>>>

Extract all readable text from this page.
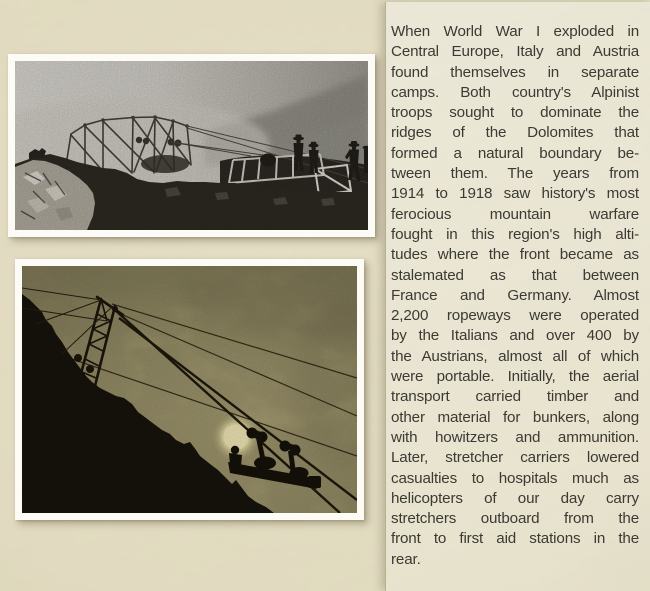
When World War I exploded in
Central Europe, Italy and Austria
found themselves in separate
camps. Both country's Alpinist
troops sought to dominate the
ridges of the Dolomites that
formed a natural boundary be-
tween them. The years from
1914 to 1918 saw history's most
ferocious mountain warfare
fought in this region's high alti-
tudes where the front became as
stalemated as that between
France and Germany. Almost
2,200 ropeways were operated
by the Italians and over 400 by
the Austrians, almost all of which
were portable. Initially, the aerial
transport carried timber and
other material for bunkers, along
with howitzers and ammunition.
Later, stretcher carriers lowered
casualties to hospitals much as
helicopters of our day carry
stretchers outboard from the
front to first aid stations in the
rear.
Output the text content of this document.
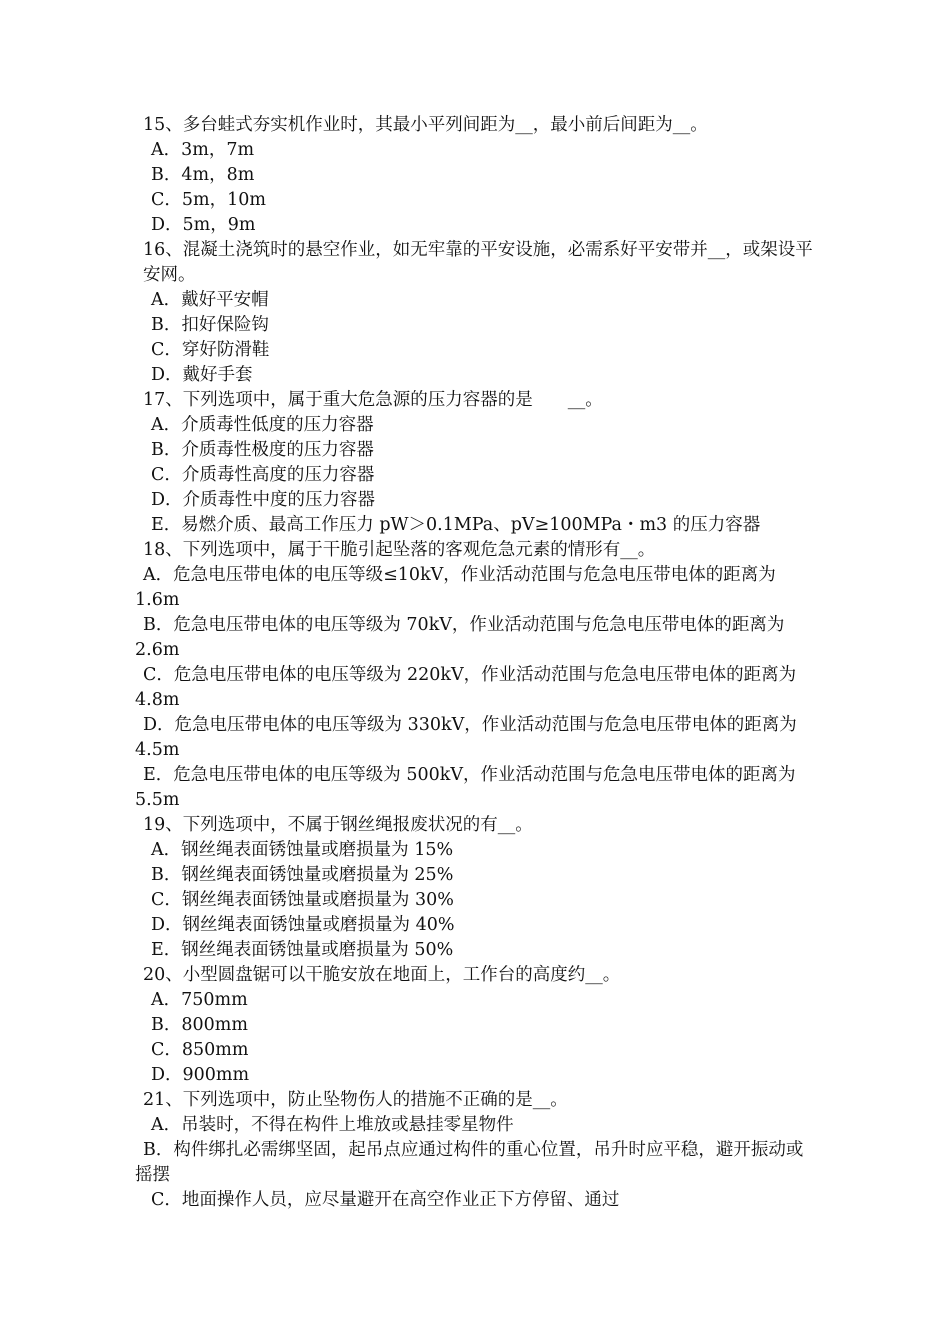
15、多台蛙式夯实机作业时，其最小平列间距为__，最小前后间距为__。
A．3m，7m
B．4m，8m
C．5m，10m
D．5m，9m
16、混凝土浇筑时的悬空作业，如无牢靠的平安设施，必需系好平安带并__，或架设平安网。
A．戴好平安帽
B．扣好保险钩
C．穿好防滑鞋
D．戴好手套
17、下列选项中，属于重大危急源的压力容器的是　　__。
A．介质毒性低度的压力容器
B．介质毒性极度的压力容器
C．介质毒性高度的压力容器
D．介质毒性中度的压力容器
E．易燃介质、最高工作压力 pW＞0.1MPa、pV≥100MPa・m3 的压力容器
18、下列选项中，属于干脆引起坠落的客观危急元素的情形有__。
A．危急电压带电体的电压等级≤10kV，作业活动范围与危急电压带电体的距离为 1.6m
B．危急电压带电体的电压等级为 70kV，作业活动范围与危急电压带电体的距离为 2.6m
C．危急电压带电体的电压等级为 220kV，作业活动范围与危急电压带电体的距离为 4.8m
D．危急电压带电体的电压等级为 330kV，作业活动范围与危急电压带电体的距离为 4.5m
E．危急电压带电体的电压等级为 500kV，作业活动范围与危急电压带电体的距离为 5.5m
19、下列选项中，不属于钢丝绳报废状况的有__。
A．钢丝绳表面锈蚀量或磨损量为 15%
B．钢丝绳表面锈蚀量或磨损量为 25%
C．钢丝绳表面锈蚀量或磨损量为 30%
D．钢丝绳表面锈蚀量或磨损量为 40%
E．钢丝绳表面锈蚀量或磨损量为 50%
20、小型圆盘锯可以干脆安放在地面上，工作台的高度约__。
A．750mm
B．800mm
C．850mm
D．900mm
21、下列选项中，防止坠物伤人的措施不正确的是__。
A．吊装时，不得在构件上堆放或悬挂零星物件
B．构件绑扎必需绑坚固，起吊点应通过构件的重心位置，吊升时应平稳，避开振动或摇摆
C．地面操作人员，应尽量避开在高空作业正下方停留、通过
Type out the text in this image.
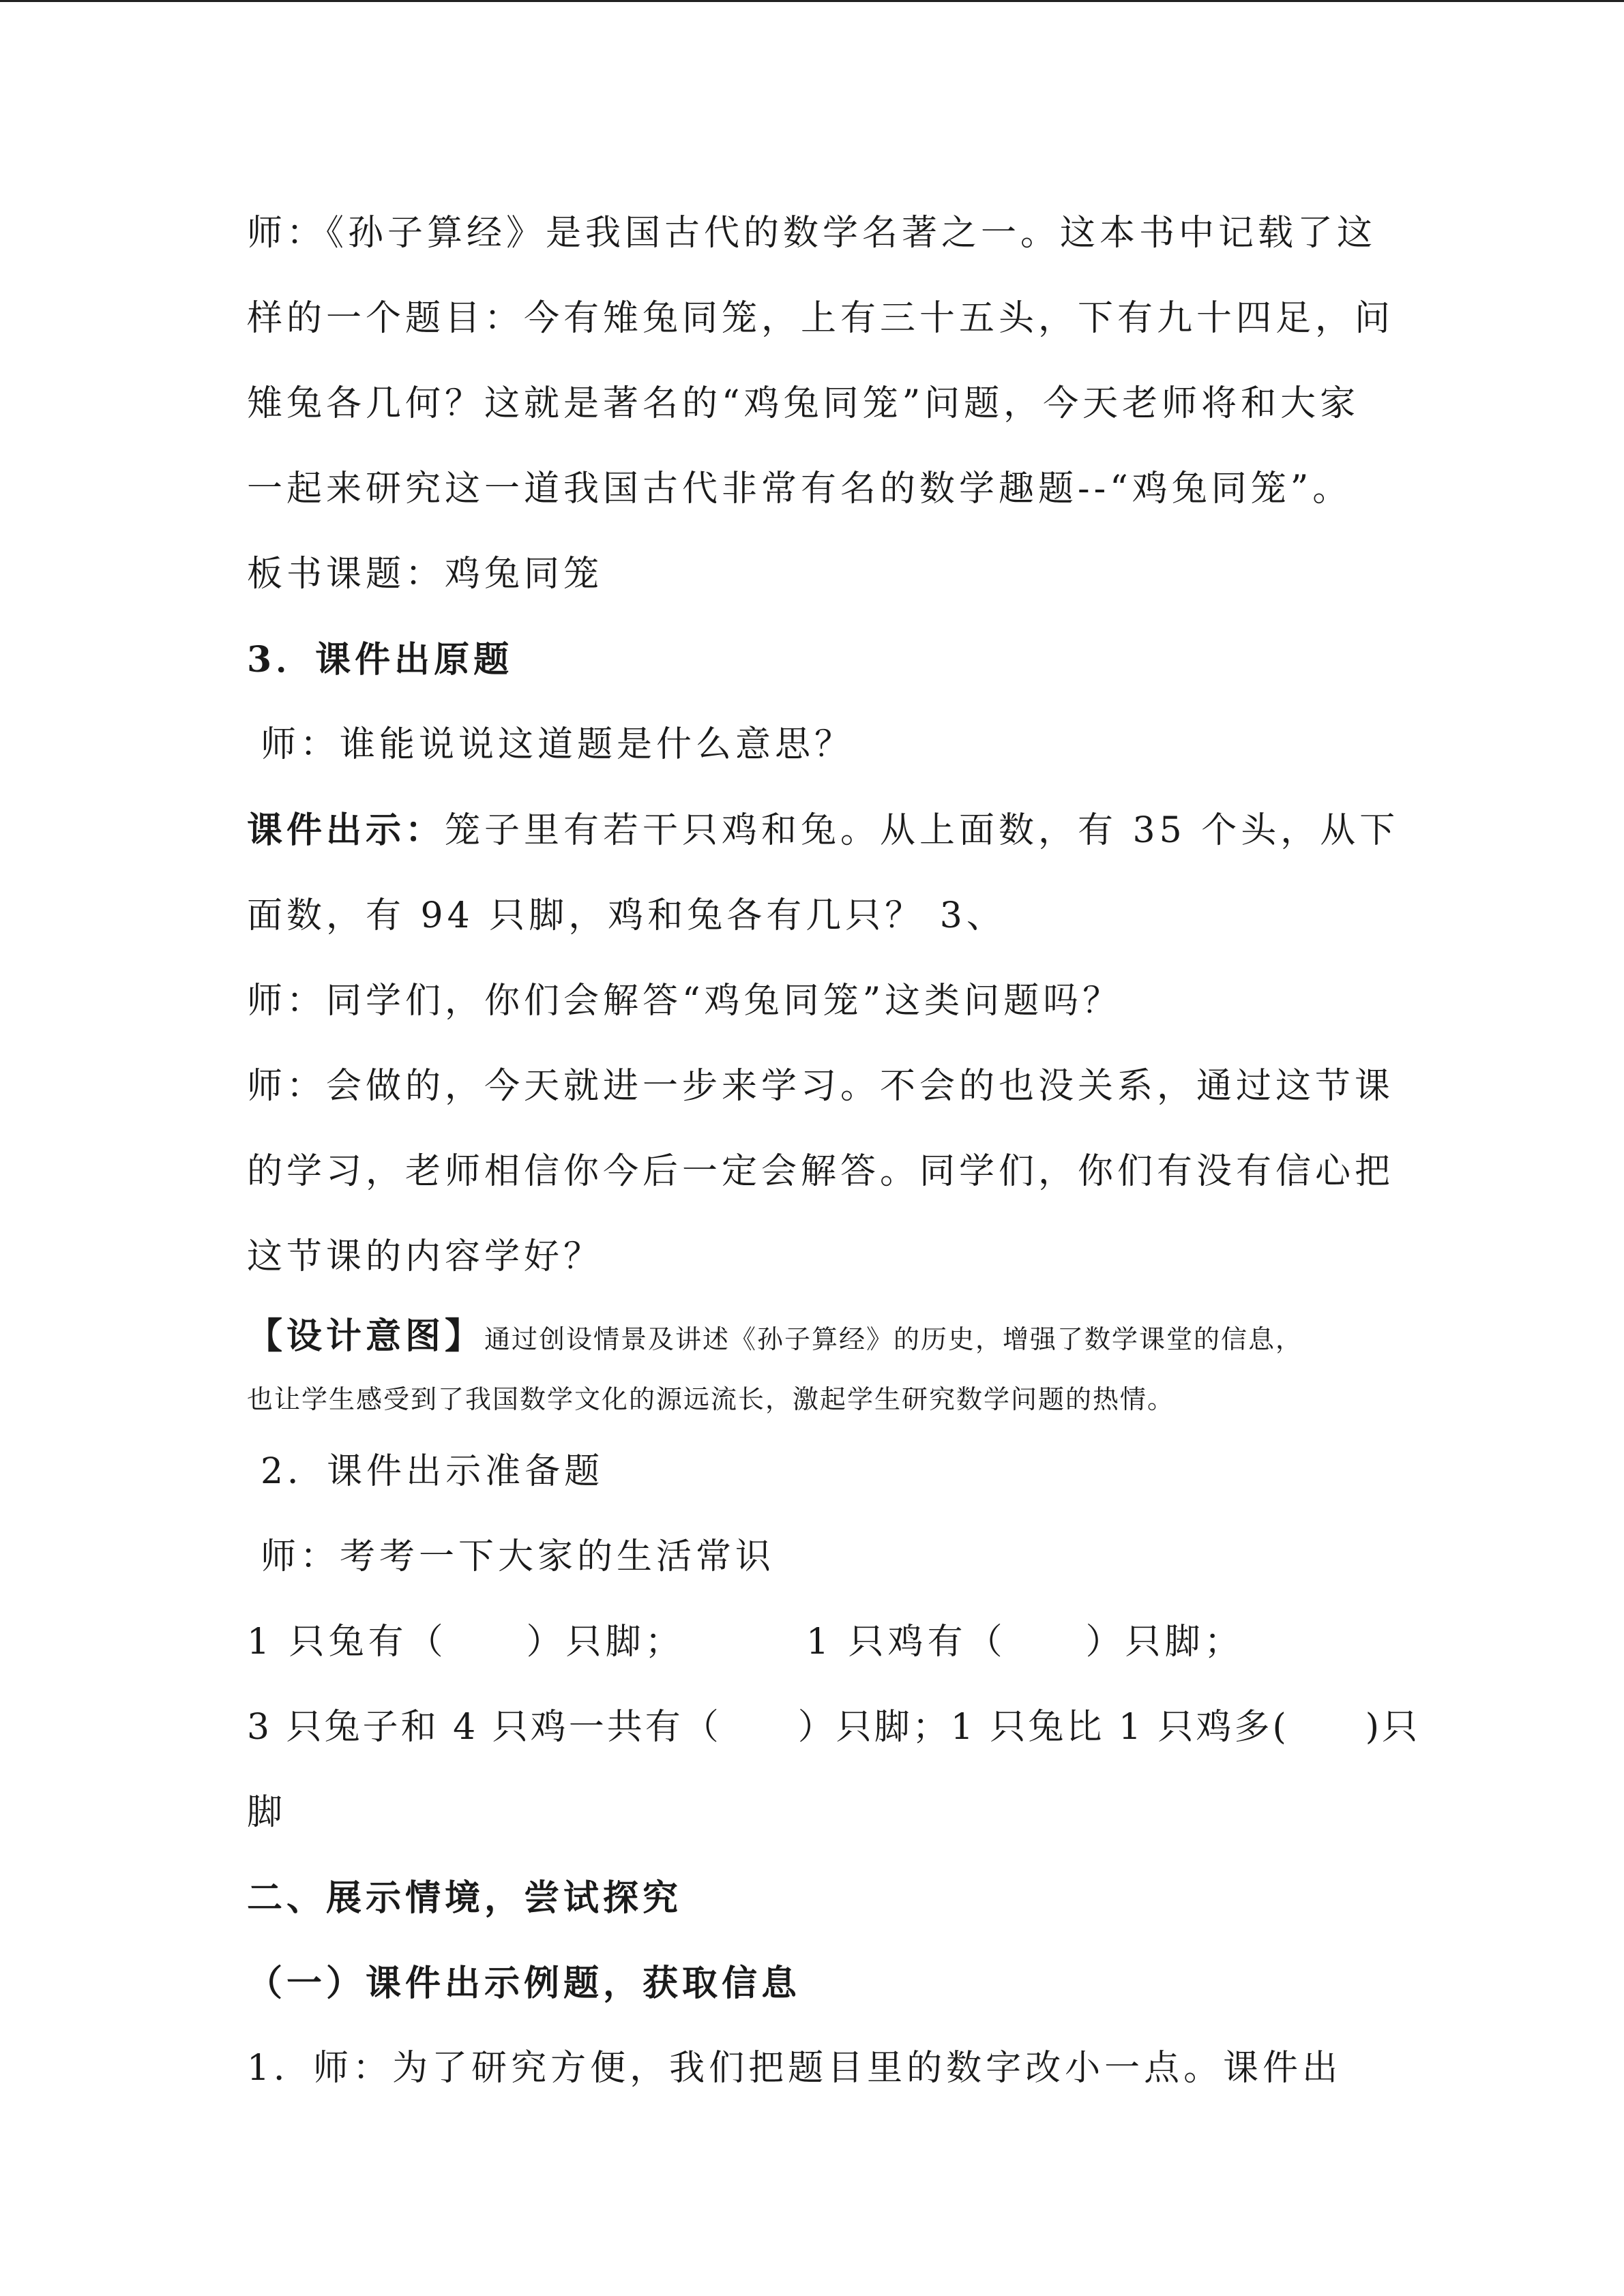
师：《孙子算经》是我国古代的数学名著之一。这本书中记载了这
样的一个题目：今有雉兔同笼，上有三十五头，下有九十四足，问
雉兔各几何？这就是著名的“鸡兔同笼”问题，今天老师将和大家
一起来研究这一道我国古代非常有名的数学趣题--“鸡兔同笼”。
板书课题：鸡兔同笼
3．课件出原题
师：谁能说说这道题是什么意思？
课件出示：笼子里有若干只鸡和兔。从上面数，有 35 个头，从下
面数，有 94 只脚，鸡和兔各有几只？ 3、
师：同学们，你们会解答“鸡兔同笼”这类问题吗？
师：会做的，今天就进一步来学习。不会的也没关系，通过这节课
的学习，老师相信你今后一定会解答。同学们，你们有没有信心把
这节课的内容学好？
【设计意图】通过创设情景及讲述《孙子算经》的历史，增强了数学课堂的信息，
也让学生感受到了我国数学文化的源远流长，激起学生研究数学问题的热情。
2．课件出示准备题
师：考考一下大家的生活常识
1 只兔有（　　）只脚；	1 只鸡有（　　）只脚；
3 只兔子和 4 只鸡一共有（　　）只脚；1 只兔比 1 只鸡多(　　)只
脚
二、展示情境，尝试探究
（一）课件出示例题，获取信息
1．师：为了研究方便，我们把题目里的数字改小一点。课件出
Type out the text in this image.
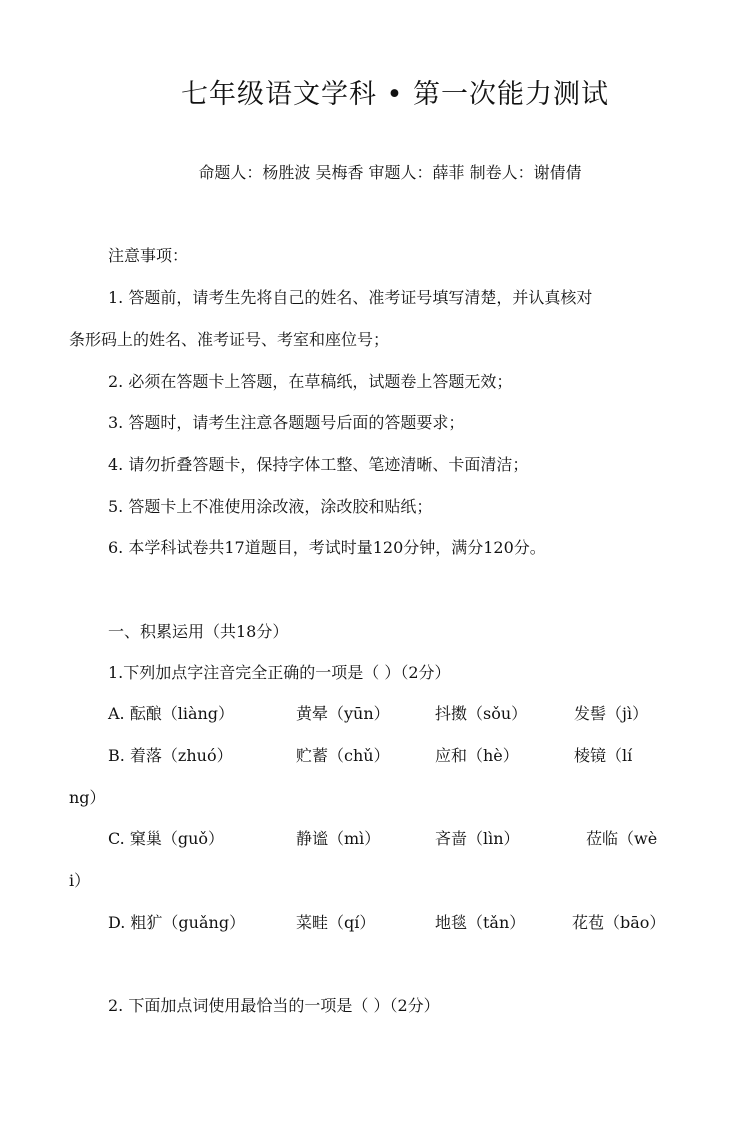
七年级语文学科 • 第一次能力测试
命题人：杨胜波 吴梅香 审题人：薛菲 制卷人：谢倩倩
注意事项：
1. 答题前，请考生先将自己的姓名、准考证号填写清楚，并认真核对
条形码上的姓名、准考证号、考室和座位号；
2. 必须在答题卡上答题，在草稿纸，试题卷上答题无效；
3. 答题时，请考生注意各题题号后面的答题要求；
4. 请勿折叠答题卡，保持字体工整、笔迹清晰、卡面清洁；
5. 答题卡上不准使用涂改液，涂改胶和贴纸；
6. 本学科试卷共17道题目，考试时量120分钟，满分120分。
一、积累运用（共18分）
1.下列加点字注音完全正确的一项是（ ）（2分）
A. 酝酿（liàng）	黄晕（yūn）	抖擞（sǒu）	发髻（jì）
B. 着落（zhuó）	贮蓄（chǔ）	应和（hè）	棱镜（lí
ng）
C. 窠巢（guǒ）	静谧（mì）	吝啬（lìn）	莅临（wè
i）
D. 粗犷（guǎng）	菜畦（qí）	地毯（tǎn）	花苞（bāo）
2. 下面加点词使用最恰当的一项是（ ）（2分）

<<<

_Problem details:_
From the entries above, collect every line with the string "that" in it.

_Answer to the problem:_
ridges of the Dolomites that
stalemated as that between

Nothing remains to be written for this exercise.